Problem statement: Below is a block of records; reproduce all of them exactly and leave out any pictures.
+ + + +
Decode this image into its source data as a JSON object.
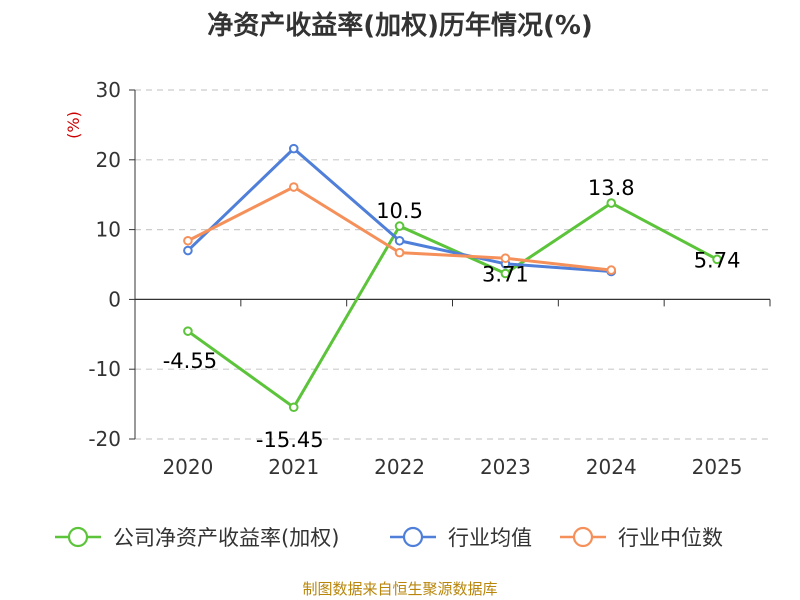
{
  "chart_data": {
    "type": "line",
    "title": "净资产收益率(加权)历年情况(%)",
    "ylabel": "(%)",
    "categories": [
      "2020",
      "2021",
      "2022",
      "2023",
      "2024",
      "2025"
    ],
    "ylim": [
      -20,
      30
    ],
    "yticks": [
      30,
      20,
      10,
      0,
      -10,
      -20
    ],
    "grid": true,
    "legend_position": "bottom",
    "series": [
      {
        "name": "公司净资产收益率(加权)",
        "color": "#5cc43a",
        "values": [
          -4.55,
          -15.45,
          10.5,
          3.71,
          13.8,
          5.74
        ],
        "labels": [
          "-4.55",
          "-15.45",
          "10.5",
          "3.71",
          "13.8",
          "5.74"
        ]
      },
      {
        "name": "行业均值",
        "color": "#4f7fd9",
        "values": [
          7.0,
          21.6,
          8.4,
          5.1,
          4.0,
          null
        ]
      },
      {
        "name": "行业中位数",
        "color": "#f6905a",
        "values": [
          8.4,
          16.1,
          6.7,
          5.9,
          4.2,
          null
        ]
      }
    ]
  },
  "source": "制图数据来自恒生聚源数据库"
}
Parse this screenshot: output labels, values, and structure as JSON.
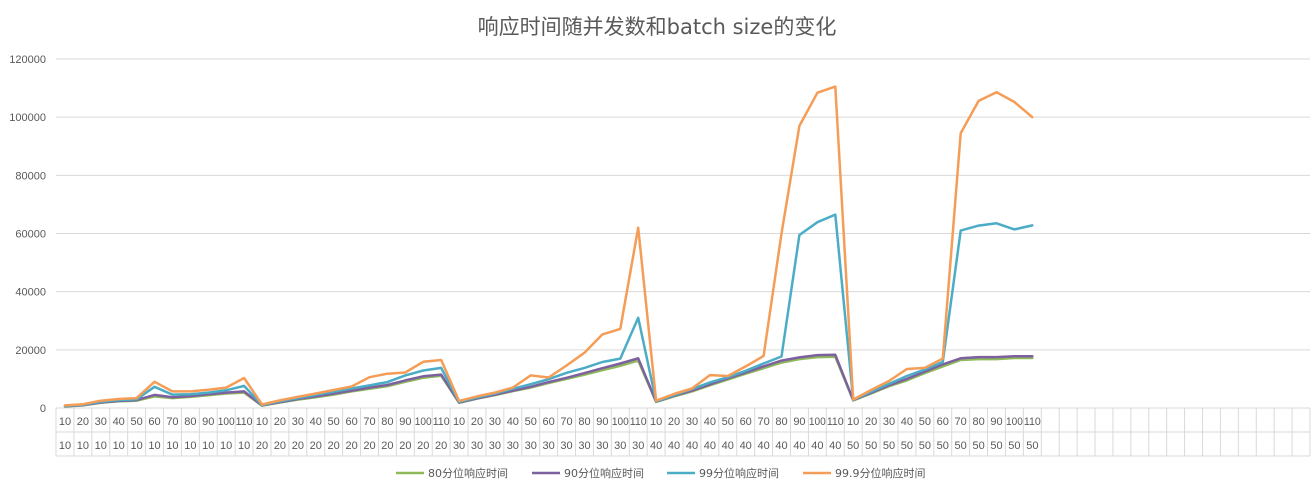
{
  "chart_data": {
    "type": "line",
    "title": "响应时间随并发数和batch size的变化",
    "xlabel": "",
    "ylabel": "",
    "ylim": [
      0,
      120000
    ],
    "yticks": [
      "0",
      "20000",
      "40000",
      "60000",
      "80000",
      "100000",
      "120000"
    ],
    "grid": true,
    "legend_position": "bottom",
    "x_level1": [
      "10",
      "20",
      "30",
      "40",
      "50",
      "60",
      "70",
      "80",
      "90",
      "100",
      "110",
      "10",
      "20",
      "30",
      "40",
      "50",
      "60",
      "70",
      "80",
      "90",
      "100",
      "110",
      "10",
      "20",
      "30",
      "40",
      "50",
      "60",
      "70",
      "80",
      "90",
      "100",
      "110",
      "10",
      "20",
      "30",
      "40",
      "50",
      "60",
      "70",
      "80",
      "90",
      "100",
      "110",
      "10",
      "20",
      "30",
      "40",
      "50",
      "60",
      "70",
      "80",
      "90",
      "100",
      "110"
    ],
    "x_level2": [
      "10",
      "10",
      "10",
      "10",
      "10",
      "10",
      "10",
      "10",
      "10",
      "10",
      "10",
      "20",
      "20",
      "20",
      "20",
      "20",
      "20",
      "20",
      "20",
      "20",
      "20",
      "20",
      "30",
      "30",
      "30",
      "30",
      "30",
      "30",
      "30",
      "30",
      "30",
      "30",
      "30",
      "40",
      "40",
      "40",
      "40",
      "40",
      "40",
      "40",
      "40",
      "40",
      "40",
      "40",
      "50",
      "50",
      "50",
      "50",
      "50",
      "50",
      "50",
      "50",
      "50",
      "50",
      "50"
    ],
    "empty_categories": 15,
    "series": [
      {
        "name": "80分位响应时间",
        "color": "#8fba5a",
        "values": [
          500,
          900,
          1800,
          2300,
          2500,
          4000,
          3400,
          3800,
          4400,
          5000,
          5300,
          800,
          1900,
          2900,
          3700,
          4600,
          5700,
          6600,
          7500,
          9000,
          10400,
          11100,
          1800,
          3200,
          4400,
          5800,
          7000,
          8600,
          10000,
          11500,
          13000,
          14500,
          16300,
          2100,
          4000,
          5700,
          7800,
          9800,
          11800,
          13700,
          15600,
          16800,
          17500,
          17600,
          2600,
          5000,
          7500,
          9500,
          12000,
          14300,
          16500,
          16800,
          16800,
          17200,
          17200
        ]
      },
      {
        "name": "90分位响应时间",
        "color": "#7d60a0",
        "values": [
          600,
          1000,
          1900,
          2400,
          2700,
          4500,
          3700,
          4100,
          4700,
          5300,
          5700,
          900,
          2000,
          3100,
          4000,
          4900,
          6000,
          7000,
          7900,
          9500,
          10900,
          11500,
          1900,
          3300,
          4600,
          6000,
          7300,
          8900,
          10400,
          12000,
          13700,
          15300,
          17100,
          2200,
          4200,
          6000,
          8100,
          10200,
          12200,
          14300,
          16300,
          17400,
          18200,
          18300,
          2700,
          5200,
          7800,
          10000,
          12500,
          15000,
          17100,
          17500,
          17500,
          17800,
          17800
        ]
      },
      {
        "name": "99分位响应时间",
        "color": "#4bacc6",
        "values": [
          700,
          1100,
          2100,
          2700,
          3000,
          7300,
          4600,
          4700,
          5300,
          6100,
          7600,
          1000,
          2300,
          3400,
          4500,
          5600,
          6700,
          7800,
          8900,
          11200,
          12900,
          13800,
          2100,
          3600,
          5000,
          6600,
          8200,
          9900,
          12100,
          13800,
          15800,
          17000,
          31000,
          2300,
          4400,
          6500,
          8800,
          10600,
          12800,
          15300,
          17700,
          59500,
          63900,
          66500,
          2800,
          5600,
          8300,
          11000,
          13200,
          15800,
          61000,
          62700,
          63500,
          61400,
          62800
        ]
      },
      {
        "name": "99.9分位响应时间",
        "color": "#f59d56",
        "values": [
          900,
          1300,
          2500,
          3100,
          3400,
          9000,
          5700,
          5700,
          6300,
          7000,
          10300,
          1200,
          2600,
          3800,
          5000,
          6200,
          7400,
          10600,
          11800,
          12200,
          15900,
          16500,
          2400,
          4000,
          5300,
          7000,
          11200,
          10500,
          14600,
          19000,
          25300,
          27200,
          62000,
          2500,
          4800,
          6700,
          11300,
          11000,
          14300,
          17900,
          60000,
          97000,
          108400,
          110500,
          2900,
          6200,
          9300,
          13400,
          13800,
          17000,
          94500,
          105600,
          108600,
          105200,
          100000
        ]
      }
    ]
  }
}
+ + + +
Solution to the exercise:
Decode this image into its source data as a JSON object.
{
  "chart_data": {
    "type": "line",
    "title": "净资产收益率(加权)历年情况(%)",
    "ylabel": "(%)",
    "categories": [
      "2020",
      "2021",
      "2022",
      "2023",
      "2024",
      "2025"
    ],
    "ylim": [
      -20,
      30
    ],
    "yticks": [
      30,
      20,
      10,
      0,
      -10,
      -20
    ],
    "grid": true,
    "legend_position": "bottom",
    "series": [
      {
        "name": "公司净资产收益率(加权)",
        "color": "#5cc43a",
        "values": [
          -4.55,
          -15.45,
          10.5,
          3.71,
          13.8,
          5.74
        ],
        "labels": [
          "-4.55",
          "-15.45",
          "10.5",
          "3.71",
          "13.8",
          "5.74"
        ]
      },
      {
        "name": "行业均值",
        "color": "#4f7fd9",
        "values": [
          7.0,
          21.6,
          8.4,
          5.1,
          4.0,
          null
        ]
      },
      {
        "name": "行业中位数",
        "color": "#f6905a",
        "values": [
          8.4,
          16.1,
          6.7,
          5.9,
          4.2,
          null
        ]
      }
    ]
  },
  "source": "制图数据来自恒生聚源数据库"
}
Parse this screenshot: output labels, values, and structure as JSON.
{
  "chart_data": {
    "type": "line",
    "title": "响应时间随并发数和batch size的变化",
    "xlabel": "",
    "ylabel": "",
    "ylim": [
      0,
      120000
    ],
    "yticks": [
      "0",
      "20000",
      "40000",
      "60000",
      "80000",
      "100000",
      "120000"
    ],
    "grid": true,
    "legend_position": "bottom",
    "x_level1": [
      "10",
      "20",
      "30",
      "40",
      "50",
      "60",
      "70",
      "80",
      "90",
      "100",
      "110",
      "10",
      "20",
      "30",
      "40",
      "50",
      "60",
      "70",
      "80",
      "90",
      "100",
      "110",
      "10",
      "20",
      "30",
      "40",
      "50",
      "60",
      "70",
      "80",
      "90",
      "100",
      "110",
      "10",
      "20",
      "30",
      "40",
      "50",
      "60",
      "70",
      "80",
      "90",
      "100",
      "110",
      "10",
      "20",
      "30",
      "40",
      "50",
      "60",
      "70",
      "80",
      "90",
      "100",
      "110"
    ],
    "x_level2": [
      "10",
      "10",
      "10",
      "10",
      "10",
      "10",
      "10",
      "10",
      "10",
      "10",
      "10",
      "20",
      "20",
      "20",
      "20",
      "20",
      "20",
      "20",
      "20",
      "20",
      "20",
      "20",
      "30",
      "30",
      "30",
      "30",
      "30",
      "30",
      "30",
      "30",
      "30",
      "30",
      "30",
      "40",
      "40",
      "40",
      "40",
      "40",
      "40",
      "40",
      "40",
      "40",
      "40",
      "40",
      "50",
      "50",
      "50",
      "50",
      "50",
      "50",
      "50",
      "50",
      "50",
      "50",
      "50"
    ],
    "empty_categories": 15,
    "series": [
      {
        "name": "80分位响应时间",
        "color": "#8fba5a",
        "values": [
          500,
          900,
          1800,
          2300,
          2500,
          4000,
          3400,
          3800,
          4400,
          5000,
          5300,
          800,
          1900,
          2900,
          3700,
          4600,
          5700,
          6600,
          7500,
          9000,
          10400,
          11100,
          1800,
          3200,
          4400,
          5800,
          7000,
          8600,
          10000,
          11500,
          13000,
          14500,
          16300,
          2100,
          4000,
          5700,
          7800,
          9800,
          11800,
          13700,
          15600,
          16800,
          17500,
          17600,
          2600,
          5000,
          7500,
          9500,
          12000,
          14300,
          16500,
          16800,
          16800,
          17200,
          17200
        ]
      },
      {
        "name": "90分位响应时间",
        "color": "#7d60a0",
        "values": [
          600,
          1000,
          1900,
          2400,
          2700,
          4500,
          3700,
          4100,
          4700,
          5300,
          5700,
          900,
          2000,
          3100,
          4000,
          4900,
          6000,
          7000,
          7900,
          9500,
          10900,
          11500,
          1900,
          3300,
          4600,
          6000,
          7300,
          8900,
          10400,
          12000,
          13700,
          15300,
          17100,
          2200,
          4200,
          6000,
          8100,
          10200,
          12200,
          14300,
          16300,
          17400,
          18200,
          18300,
          2700,
          5200,
          7800,
          10000,
          12500,
          15000,
          17100,
          17500,
          17500,
          17800,
          17800
        ]
      },
      {
        "name": "99分位响应时间",
        "color": "#4bacc6",
        "values": [
          700,
          1100,
          2100,
          2700,
          3000,
          7300,
          4600,
          4700,
          5300,
          6100,
          7600,
          1000,
          2300,
          3400,
          4500,
          5600,
          6700,
          7800,
          8900,
          11200,
          12900,
          13800,
          2100,
          3600,
          5000,
          6600,
          8200,
          9900,
          12100,
          13800,
          15800,
          17000,
          31000,
          2300,
          4400,
          6500,
          8800,
          10600,
          12800,
          15300,
          17700,
          59500,
          63900,
          66500,
          2800,
          5600,
          8300,
          11000,
          13200,
          15800,
          61000,
          62700,
          63500,
          61400,
          62800
        ]
      },
      {
        "name": "99.9分位响应时间",
        "color": "#f59d56",
        "values": [
          900,
          1300,
          2500,
          3100,
          3400,
          9000,
          5700,
          5700,
          6300,
          7000,
          10300,
          1200,
          2600,
          3800,
          5000,
          6200,
          7400,
          10600,
          11800,
          12200,
          15900,
          16500,
          2400,
          4000,
          5300,
          7000,
          11200,
          10500,
          14600,
          19000,
          25300,
          27200,
          62000,
          2500,
          4800,
          6700,
          11300,
          11000,
          14300,
          17900,
          60000,
          97000,
          108400,
          110500,
          2900,
          6200,
          9300,
          13400,
          13800,
          17000,
          94500,
          105600,
          108600,
          105200,
          100000
        ]
      }
    ]
  }
}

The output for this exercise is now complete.